Data entries
══════════════════════════════

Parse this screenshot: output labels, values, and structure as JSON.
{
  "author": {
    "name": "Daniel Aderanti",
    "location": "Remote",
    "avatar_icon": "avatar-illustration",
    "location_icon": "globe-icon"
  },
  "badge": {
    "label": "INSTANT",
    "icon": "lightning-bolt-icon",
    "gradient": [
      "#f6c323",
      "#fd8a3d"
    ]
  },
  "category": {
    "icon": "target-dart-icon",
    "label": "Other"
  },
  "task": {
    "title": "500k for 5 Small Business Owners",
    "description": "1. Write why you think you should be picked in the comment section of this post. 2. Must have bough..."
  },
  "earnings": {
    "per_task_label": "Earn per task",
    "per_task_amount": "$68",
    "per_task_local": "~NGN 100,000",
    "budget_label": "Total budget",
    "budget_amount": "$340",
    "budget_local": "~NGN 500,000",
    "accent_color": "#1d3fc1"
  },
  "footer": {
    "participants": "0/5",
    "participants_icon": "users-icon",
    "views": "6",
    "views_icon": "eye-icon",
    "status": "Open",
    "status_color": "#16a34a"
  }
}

══════════════════════════════

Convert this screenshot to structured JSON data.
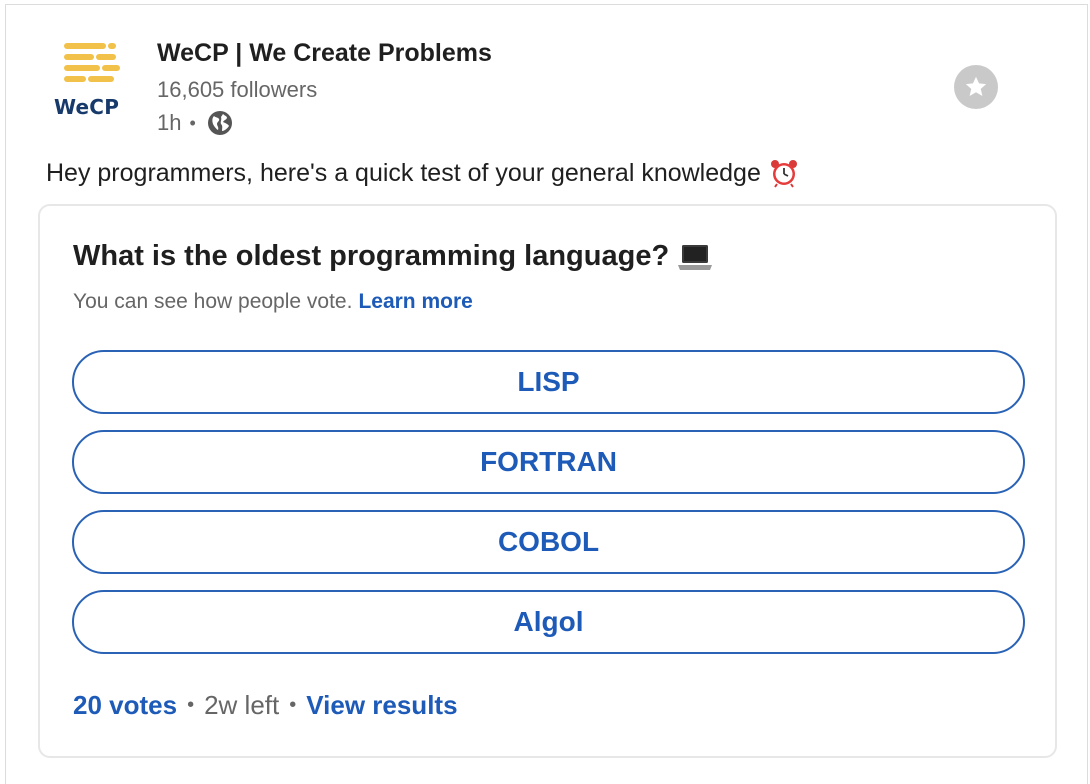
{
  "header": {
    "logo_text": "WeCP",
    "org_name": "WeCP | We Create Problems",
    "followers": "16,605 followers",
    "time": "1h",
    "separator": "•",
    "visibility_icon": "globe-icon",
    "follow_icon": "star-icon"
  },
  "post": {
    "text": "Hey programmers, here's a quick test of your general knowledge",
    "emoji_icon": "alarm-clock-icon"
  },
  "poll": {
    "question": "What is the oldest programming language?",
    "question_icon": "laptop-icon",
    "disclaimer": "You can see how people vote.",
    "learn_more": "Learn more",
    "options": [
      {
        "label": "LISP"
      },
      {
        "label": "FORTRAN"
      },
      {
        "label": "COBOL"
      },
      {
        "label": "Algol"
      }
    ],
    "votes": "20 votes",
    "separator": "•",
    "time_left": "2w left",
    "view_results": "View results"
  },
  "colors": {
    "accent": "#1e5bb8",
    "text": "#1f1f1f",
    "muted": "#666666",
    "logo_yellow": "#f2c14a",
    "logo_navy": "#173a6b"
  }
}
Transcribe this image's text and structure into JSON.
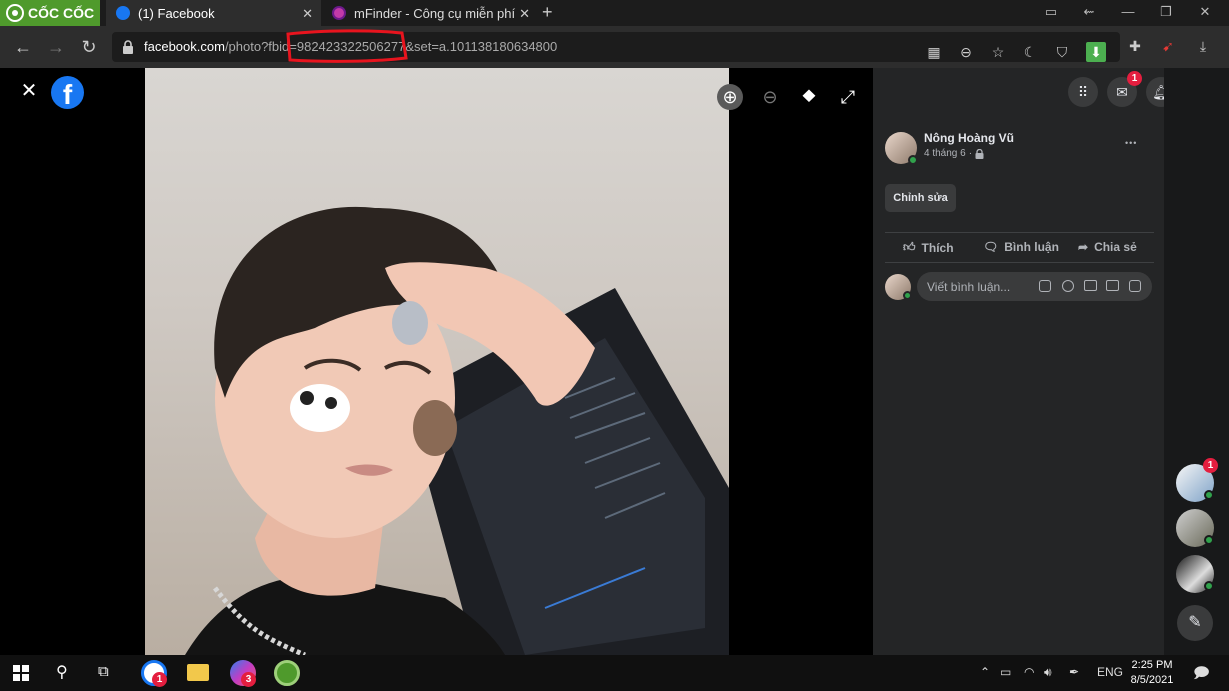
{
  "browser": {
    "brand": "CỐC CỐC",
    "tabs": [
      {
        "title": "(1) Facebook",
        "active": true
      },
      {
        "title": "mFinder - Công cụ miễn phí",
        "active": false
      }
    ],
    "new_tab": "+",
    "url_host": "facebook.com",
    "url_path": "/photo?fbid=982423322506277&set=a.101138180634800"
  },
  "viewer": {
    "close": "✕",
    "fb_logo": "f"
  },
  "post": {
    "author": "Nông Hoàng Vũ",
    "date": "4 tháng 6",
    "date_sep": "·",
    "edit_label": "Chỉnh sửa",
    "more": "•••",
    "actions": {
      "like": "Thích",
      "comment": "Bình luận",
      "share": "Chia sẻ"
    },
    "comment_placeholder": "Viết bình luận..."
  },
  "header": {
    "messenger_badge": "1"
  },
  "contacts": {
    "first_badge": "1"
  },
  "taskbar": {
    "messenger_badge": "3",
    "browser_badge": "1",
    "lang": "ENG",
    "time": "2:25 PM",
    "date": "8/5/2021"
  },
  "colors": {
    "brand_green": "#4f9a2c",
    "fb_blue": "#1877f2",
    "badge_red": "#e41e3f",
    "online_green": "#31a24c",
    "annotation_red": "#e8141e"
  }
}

══════════════════════════════

Direction:
Return each full line of the entries that contains the word "screenshot".

Solution to the exercise:
Parse this screenshot: output labels, values, and structure as JSON.
Convert this screenshot to structured JSON data.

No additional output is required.